— Begin STORED ROWS —

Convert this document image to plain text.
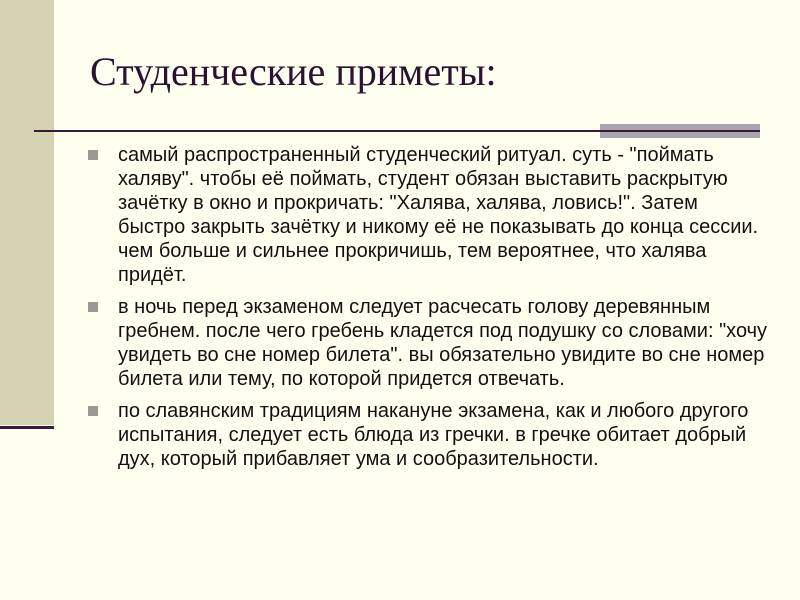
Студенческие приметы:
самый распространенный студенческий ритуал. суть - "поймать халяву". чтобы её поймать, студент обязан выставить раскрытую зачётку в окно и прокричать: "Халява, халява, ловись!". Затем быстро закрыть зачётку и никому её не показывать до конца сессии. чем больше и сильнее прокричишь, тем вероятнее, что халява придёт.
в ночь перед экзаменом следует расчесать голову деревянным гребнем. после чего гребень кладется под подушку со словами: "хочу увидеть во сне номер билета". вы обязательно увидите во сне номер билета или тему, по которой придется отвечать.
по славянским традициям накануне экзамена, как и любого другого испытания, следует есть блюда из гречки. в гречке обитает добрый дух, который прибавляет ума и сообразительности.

— End STORED ROWS —

• INSTRUCTION: Copy the material shown above in full and exactly. Skip the pictures.

• TASK SOLUTION:
Convert this document image to plain text.
Студенческие приметы:
самый распространенный студенческий ритуал. суть - "поймать халяву". чтобы её поймать, студент обязан выставить раскрытую зачётку в окно и прокричать: "Халява, халява, ловись!". Затем быстро закрыть зачётку и никому её не показывать до конца сессии. чем больше и сильнее прокричишь, тем вероятнее, что халява придёт.
в ночь перед экзаменом следует расчесать голову деревянным гребнем. после чего гребень кладется под подушку со словами: "хочу увидеть во сне номер билета". вы обязательно увидите во сне номер билета или тему, по которой придется отвечать.
по славянским традициям накануне экзамена, как и любого другого испытания, следует есть блюда из гречки. в гречке обитает добрый дух, который прибавляет ума и сообразительности.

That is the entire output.